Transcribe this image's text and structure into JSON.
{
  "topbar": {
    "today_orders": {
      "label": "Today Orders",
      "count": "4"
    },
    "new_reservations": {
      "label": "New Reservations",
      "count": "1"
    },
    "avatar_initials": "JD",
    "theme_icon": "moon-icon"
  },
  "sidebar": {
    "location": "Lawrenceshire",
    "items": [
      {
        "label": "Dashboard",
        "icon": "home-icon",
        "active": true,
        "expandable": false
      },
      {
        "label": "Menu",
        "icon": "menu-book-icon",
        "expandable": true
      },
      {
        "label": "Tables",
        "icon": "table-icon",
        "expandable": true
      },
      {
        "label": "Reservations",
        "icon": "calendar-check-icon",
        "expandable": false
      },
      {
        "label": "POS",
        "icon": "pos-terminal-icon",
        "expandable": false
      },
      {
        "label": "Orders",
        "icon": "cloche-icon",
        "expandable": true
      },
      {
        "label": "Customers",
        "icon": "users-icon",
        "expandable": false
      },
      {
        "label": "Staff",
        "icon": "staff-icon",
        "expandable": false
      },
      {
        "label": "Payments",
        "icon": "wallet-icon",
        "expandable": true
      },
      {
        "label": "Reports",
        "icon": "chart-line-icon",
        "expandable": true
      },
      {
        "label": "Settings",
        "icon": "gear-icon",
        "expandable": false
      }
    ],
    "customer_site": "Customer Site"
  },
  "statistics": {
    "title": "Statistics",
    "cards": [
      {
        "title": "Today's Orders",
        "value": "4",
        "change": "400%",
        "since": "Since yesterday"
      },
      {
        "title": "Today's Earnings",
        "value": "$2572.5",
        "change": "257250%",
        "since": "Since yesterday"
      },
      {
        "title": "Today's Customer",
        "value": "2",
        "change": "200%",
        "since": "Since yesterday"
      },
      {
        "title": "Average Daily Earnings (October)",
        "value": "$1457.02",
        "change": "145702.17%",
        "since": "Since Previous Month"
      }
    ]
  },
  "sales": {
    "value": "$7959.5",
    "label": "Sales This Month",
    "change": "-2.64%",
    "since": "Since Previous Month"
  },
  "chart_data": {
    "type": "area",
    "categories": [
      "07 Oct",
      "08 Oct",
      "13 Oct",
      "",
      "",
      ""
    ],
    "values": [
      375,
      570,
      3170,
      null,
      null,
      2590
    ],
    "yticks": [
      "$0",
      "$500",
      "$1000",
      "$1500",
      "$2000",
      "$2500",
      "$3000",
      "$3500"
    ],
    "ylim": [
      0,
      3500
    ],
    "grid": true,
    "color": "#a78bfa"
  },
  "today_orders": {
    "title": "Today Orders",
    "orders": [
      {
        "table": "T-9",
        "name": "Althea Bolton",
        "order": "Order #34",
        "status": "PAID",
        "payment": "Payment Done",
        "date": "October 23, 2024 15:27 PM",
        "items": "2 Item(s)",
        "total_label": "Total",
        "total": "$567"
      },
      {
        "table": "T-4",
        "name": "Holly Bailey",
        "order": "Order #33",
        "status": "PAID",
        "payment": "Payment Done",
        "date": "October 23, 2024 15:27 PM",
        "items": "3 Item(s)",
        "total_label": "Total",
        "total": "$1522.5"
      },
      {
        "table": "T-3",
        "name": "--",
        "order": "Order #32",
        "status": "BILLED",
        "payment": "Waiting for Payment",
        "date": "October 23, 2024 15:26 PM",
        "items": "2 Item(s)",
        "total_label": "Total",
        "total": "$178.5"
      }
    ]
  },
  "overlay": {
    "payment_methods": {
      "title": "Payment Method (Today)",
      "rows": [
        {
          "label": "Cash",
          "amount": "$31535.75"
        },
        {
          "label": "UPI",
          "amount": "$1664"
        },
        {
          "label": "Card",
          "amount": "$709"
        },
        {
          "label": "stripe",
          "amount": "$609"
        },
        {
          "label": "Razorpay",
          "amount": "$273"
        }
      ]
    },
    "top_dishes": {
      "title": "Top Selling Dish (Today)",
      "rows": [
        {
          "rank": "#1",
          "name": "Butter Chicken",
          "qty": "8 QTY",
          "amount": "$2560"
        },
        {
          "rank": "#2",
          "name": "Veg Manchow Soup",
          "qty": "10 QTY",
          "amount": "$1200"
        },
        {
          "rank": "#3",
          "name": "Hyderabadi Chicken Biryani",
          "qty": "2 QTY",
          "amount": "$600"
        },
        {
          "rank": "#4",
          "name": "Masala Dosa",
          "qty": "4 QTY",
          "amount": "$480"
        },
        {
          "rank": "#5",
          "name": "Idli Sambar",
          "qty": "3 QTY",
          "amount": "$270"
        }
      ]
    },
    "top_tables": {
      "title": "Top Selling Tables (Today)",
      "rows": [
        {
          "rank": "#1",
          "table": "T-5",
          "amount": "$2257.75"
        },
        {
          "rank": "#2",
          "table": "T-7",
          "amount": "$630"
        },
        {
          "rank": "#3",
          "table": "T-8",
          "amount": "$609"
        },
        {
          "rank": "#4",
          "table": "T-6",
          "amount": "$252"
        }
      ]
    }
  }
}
====================
* **TASK REQUIREMENTS**:
Find all the lines containing "Selling" in the material, then copy them.

* **FINISHED TASK**:
      "title": "Top Selling Dish (Today)",
      "title": "Top Selling Tables (Today)",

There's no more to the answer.